::: RECORDS PROVIDED :::

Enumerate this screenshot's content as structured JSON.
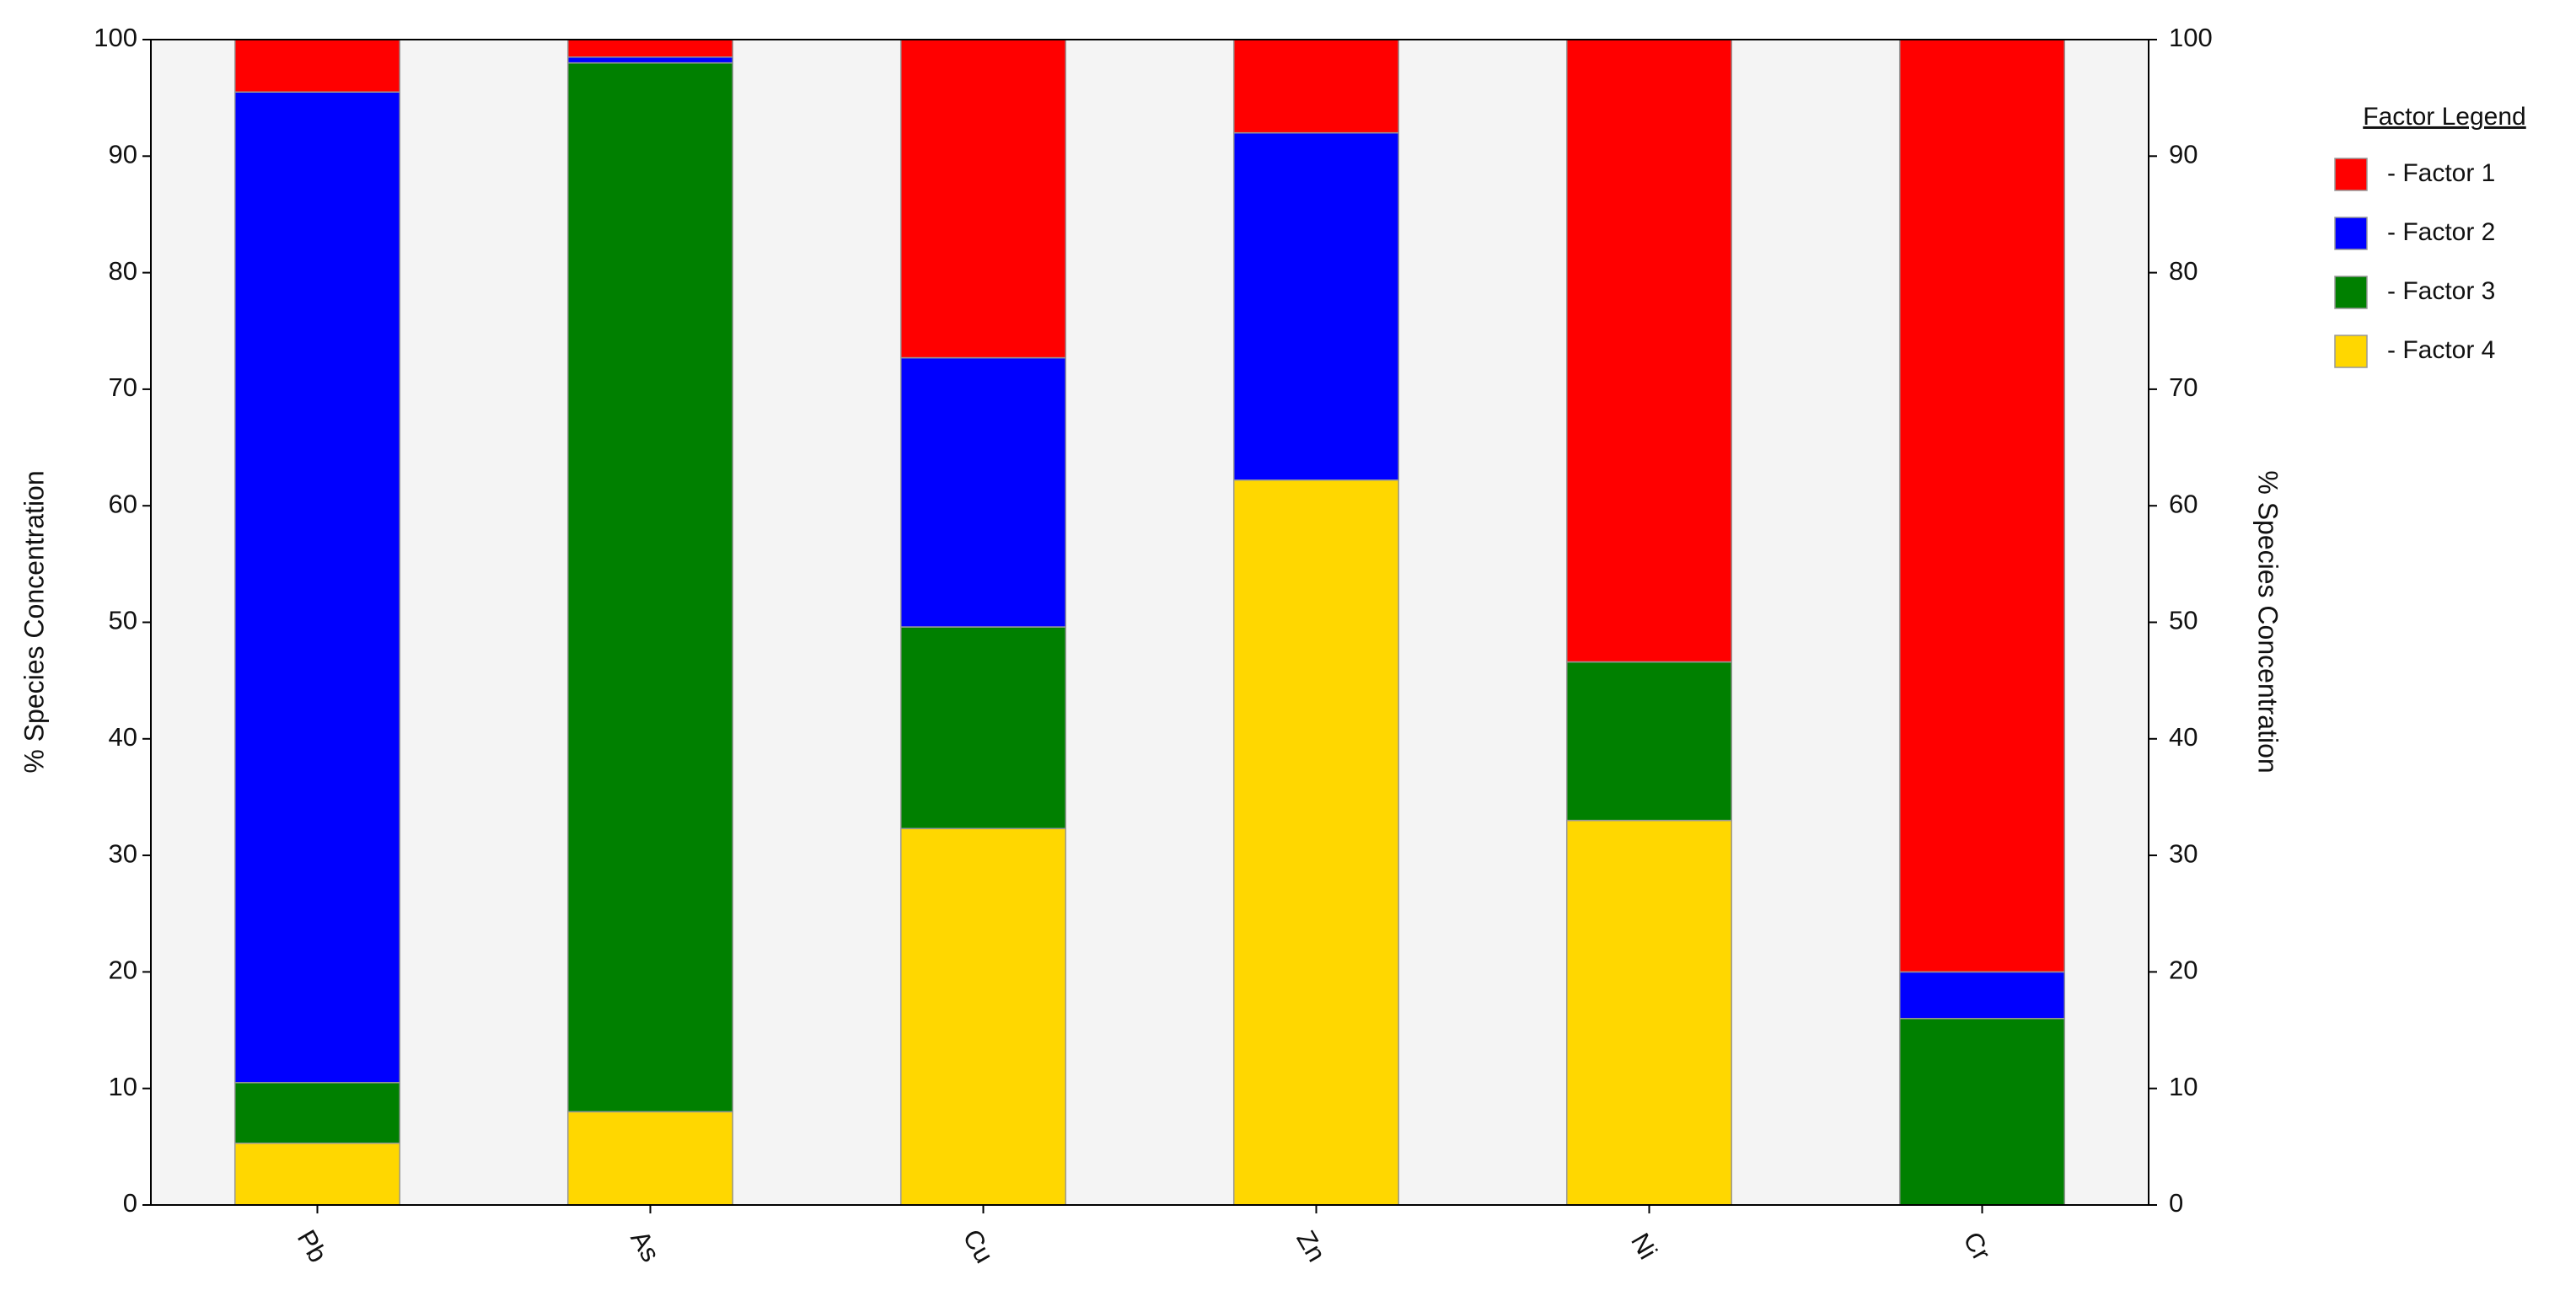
{
  "chart_data": {
    "type": "stacked_bar",
    "ylabel": "% Species Concentration",
    "y2label": "% Species Concentration",
    "legend_title": "Factor Legend",
    "legend_labels": [
      "- Factor 1",
      "- Factor 2",
      "- Factor 3",
      "- Factor 4"
    ],
    "categories": [
      "Pb",
      "As",
      "Cu",
      "Zn",
      "Ni",
      "Cr"
    ],
    "series": [
      {
        "name": "Factor 1",
        "color": "#ff0000",
        "values": [
          4.5,
          1.5,
          27.3,
          8,
          53.4,
          80
        ]
      },
      {
        "name": "Factor 2",
        "color": "#0000ff",
        "values": [
          85,
          0.5,
          23.1,
          29.8,
          0,
          4
        ]
      },
      {
        "name": "Factor 3",
        "color": "#008000",
        "values": [
          5.2,
          90,
          17.3,
          0,
          13.6,
          16
        ]
      },
      {
        "name": "Factor 4",
        "color": "#ffd700",
        "values": [
          5.3,
          8,
          32.3,
          62.2,
          33,
          0
        ]
      }
    ],
    "ylim": [
      0,
      100
    ],
    "yticks": [
      0,
      10,
      20,
      30,
      40,
      50,
      60,
      70,
      80,
      90,
      100
    ],
    "y2lim": [
      0,
      100
    ],
    "y2ticks": [
      0,
      10,
      20,
      30,
      40,
      50,
      60,
      70,
      80,
      90,
      100
    ]
  }
}
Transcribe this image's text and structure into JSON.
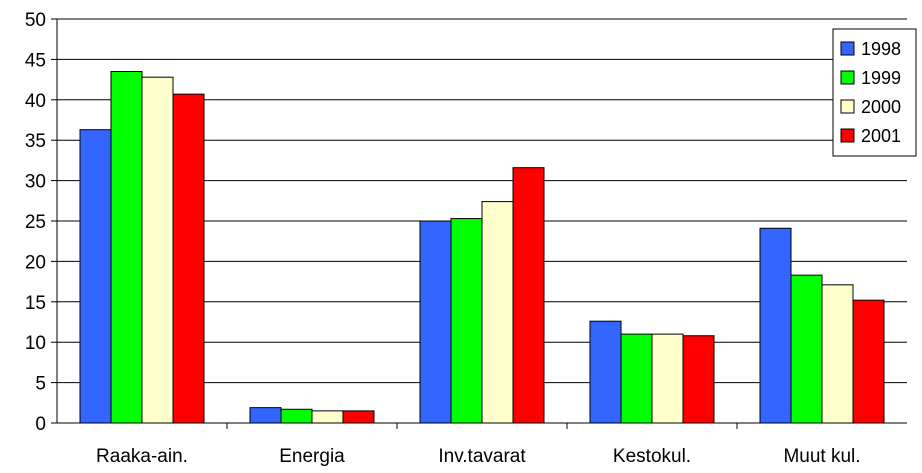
{
  "chart_data": {
    "type": "bar",
    "categories": [
      "Raaka-ain.",
      "Energia",
      "Inv.tavarat",
      "Kestokul.",
      "Muut kul."
    ],
    "series": [
      {
        "name": "1998",
        "color": "#3366FF",
        "values": [
          36.3,
          1.9,
          25.0,
          12.6,
          24.1
        ]
      },
      {
        "name": "1999",
        "color": "#00FF00",
        "values": [
          43.5,
          1.7,
          25.3,
          11.0,
          18.3
        ]
      },
      {
        "name": "2000",
        "color": "#FFFFCC",
        "values": [
          42.8,
          1.5,
          27.4,
          11.0,
          17.1
        ]
      },
      {
        "name": "2001",
        "color": "#FF0000",
        "values": [
          40.7,
          1.5,
          31.6,
          10.8,
          15.2
        ]
      }
    ],
    "yticks": [
      "0",
      "5",
      "10",
      "15",
      "20",
      "25",
      "30",
      "35",
      "40",
      "45",
      "50"
    ],
    "ylim": [
      0,
      50
    ],
    "grid": true,
    "legend_position": "top-right",
    "title": "",
    "xlabel": "",
    "ylabel": ""
  }
}
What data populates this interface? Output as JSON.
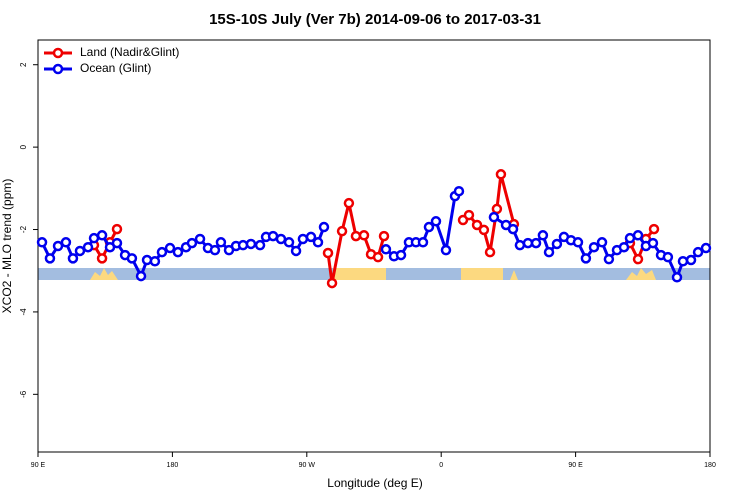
{
  "chart_data": {
    "type": "line",
    "title": "15S-10S July (Ver 7b)   2014-09-06 to 2017-03-31",
    "x_label": "Longitude (deg E)",
    "y_label": "XCO2 - MLO trend (ppm)",
    "xlim": [
      90,
      540
    ],
    "xticks": [
      {
        "value": 90,
        "label": "90 E"
      },
      180,
      {
        "value": 270,
        "label": "90 W"
      },
      {
        "value": 360,
        "label": "0"
      },
      {
        "value": 450,
        "label": "90 E"
      },
      {
        "value": 540,
        "label": "180"
      }
    ],
    "ylim": [
      -7.4,
      2.6
    ],
    "yticks": [
      2,
      0,
      -2,
      -4,
      -6
    ],
    "legend": "topleft",
    "series": [
      {
        "name": "Land (Nadir&Glint)",
        "color": "#ee0000",
        "x": [
          127.5,
          132.9,
          138.2,
          142.9,
          211.9,
          284.2,
          286.9,
          293.6,
          298.2,
          302.9,
          308.3,
          313.0,
          317.7,
          321.7,
          345.8,
          374.6,
          378.6,
          384.0,
          388.6,
          392.7,
          397.3,
          400.0,
          408.7,
          446.2,
          486.4,
          491.8,
          497.1,
          502.5
        ],
        "values": [
          -2.38,
          -2.7,
          -2.31,
          -1.99,
          null,
          -2.57,
          -3.3,
          -2.04,
          -1.36,
          -2.16,
          -2.14,
          -2.6,
          -2.67,
          -2.16,
          null,
          -1.77,
          -1.65,
          -1.89,
          -2.01,
          -2.55,
          -1.5,
          -0.66,
          -1.87,
          null,
          -2.33,
          -2.72,
          -2.23,
          -1.99
        ]
      },
      {
        "name": "Ocean (Glint)",
        "color": "#0000ee",
        "x": [
          92.7,
          98.0,
          103.4,
          108.7,
          113.4,
          118.1,
          123.5,
          127.5,
          132.9,
          138.2,
          142.9,
          148.3,
          152.9,
          159.0,
          163.0,
          168.3,
          173.0,
          178.4,
          183.7,
          189.1,
          193.1,
          198.5,
          203.8,
          208.5,
          212.5,
          217.9,
          222.6,
          227.3,
          232.6,
          238.7,
          242.7,
          247.4,
          252.7,
          258.1,
          262.8,
          267.4,
          272.8,
          277.5,
          281.5,
          302.3,
          323.0,
          328.4,
          333.1,
          338.4,
          343.1,
          347.8,
          351.8,
          356.5,
          363.2,
          369.2,
          371.9,
          383.3,
          395.3,
          403.4,
          408.1,
          412.7,
          418.1,
          423.5,
          428.1,
          432.2,
          437.5,
          442.2,
          446.9,
          451.6,
          456.9,
          462.3,
          467.7,
          472.3,
          477.7,
          482.4,
          486.4,
          491.8,
          497.1,
          501.8,
          507.2,
          511.8,
          517.9,
          521.9,
          527.3,
          532.0,
          537.3
        ],
        "values": [
          -2.31,
          -2.7,
          -2.4,
          -2.31,
          -2.7,
          -2.52,
          -2.43,
          -2.21,
          -2.14,
          -2.43,
          -2.33,
          -2.62,
          -2.7,
          -3.13,
          -2.74,
          -2.77,
          -2.55,
          -2.45,
          -2.55,
          -2.43,
          -2.33,
          -2.23,
          -2.45,
          -2.5,
          -2.31,
          -2.5,
          -2.4,
          -2.38,
          -2.35,
          -2.38,
          -2.18,
          -2.16,
          -2.23,
          -2.31,
          -2.52,
          -2.23,
          -2.18,
          -2.31,
          -1.94,
          null,
          -2.48,
          -2.65,
          -2.62,
          -2.31,
          -2.31,
          -2.31,
          -1.94,
          -1.8,
          -2.5,
          -1.19,
          -1.07,
          null,
          -1.7,
          -1.89,
          -1.99,
          -2.38,
          -2.33,
          -2.33,
          -2.14,
          -2.55,
          -2.35,
          -2.18,
          -2.26,
          -2.31,
          -2.7,
          -2.43,
          -2.31,
          -2.72,
          -2.5,
          -2.43,
          -2.21,
          -2.14,
          -2.4,
          -2.33,
          -2.62,
          -2.67,
          -3.16,
          -2.77,
          -2.74,
          -2.55,
          -2.45
        ]
      }
    ]
  }
}
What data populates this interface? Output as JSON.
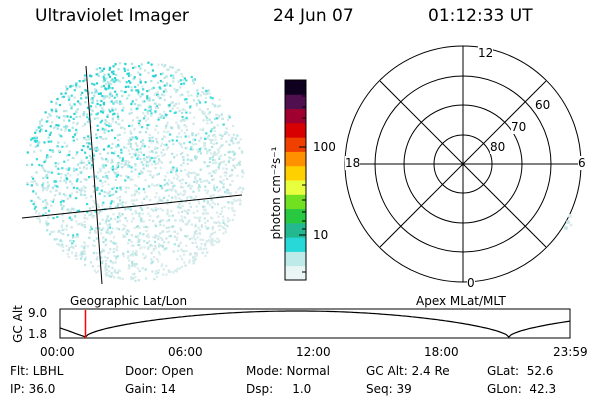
{
  "header": {
    "instrument": "Ultraviolet Imager",
    "date": "24 Jun 07",
    "time": "01:12:33 UT"
  },
  "colorbar": {
    "unit_label": "photon cm⁻²s⁻¹",
    "ticks": [
      "100",
      "10"
    ],
    "colors": [
      "#eaf6f6",
      "#bfeaea",
      "#28d8d8",
      "#24b890",
      "#28c840",
      "#70e020",
      "#e8ff40",
      "#ffd000",
      "#ff9000",
      "#f04000",
      "#d80000",
      "#a00030",
      "#501050",
      "#100020"
    ]
  },
  "left_panel": {
    "caption": "Geographic Lat/Lon",
    "dot_colors": [
      "#d8ecec",
      "#c8e6e6",
      "#a8e4e4",
      "#40dcdc",
      "#28d0d0"
    ]
  },
  "right_panel": {
    "caption": "Apex MLat/MLT",
    "mlt_labels": {
      "top": "12",
      "bottom": "0",
      "left": "18",
      "right": "6"
    },
    "lat_labels": [
      "60",
      "70",
      "80"
    ]
  },
  "timeline": {
    "ylabel": "GC Alt",
    "y_ticks": [
      "9.0",
      "1.8"
    ],
    "x_ticks": [
      "00:00",
      "06:00",
      "12:00",
      "18:00",
      "23:59"
    ],
    "marker_color": "#ff0000",
    "current_time_fraction": 0.05
  },
  "info": {
    "row1": [
      "Flt: LBHL",
      "Door: Open",
      "Mode: Normal",
      "GC Alt: 2.4 Re",
      "GLat:  52.6"
    ],
    "row2": [
      "IP: 36.0",
      "Gain: 14",
      "Dsp:     1.0",
      "Seq: 39",
      "GLon:  42.3"
    ]
  }
}
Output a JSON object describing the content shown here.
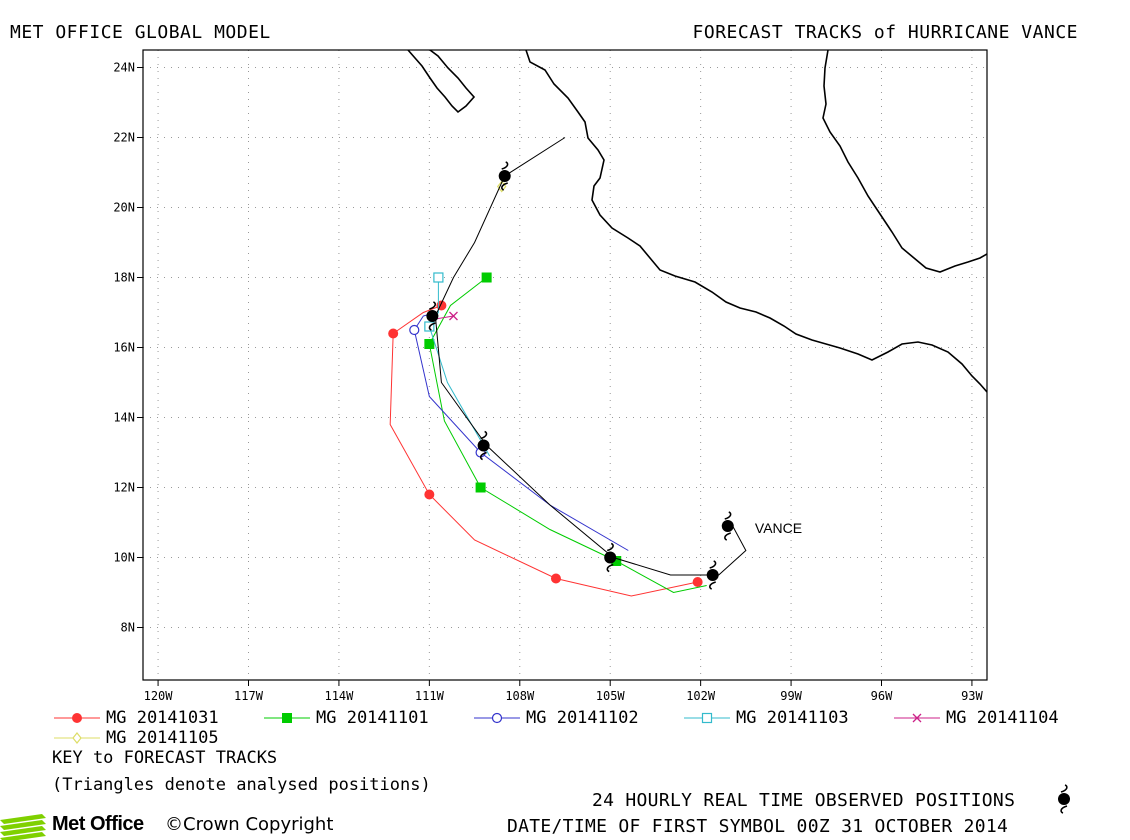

:::

--- PROBLEM DESCRIPTION ---
In the records above, locate each line with the word "Factor". Copy all such lines.

--- EXERCISE OUTPUT ---
    "legend_title": "Factor Legend",
      "- Factor 1",
      "- Factor 2",
      "- Factor 3",
      "- Factor 4"
        "name": "Factor 1",
        "name": "Factor 2",
        "name": "Factor 3",
        "name": "Factor 4",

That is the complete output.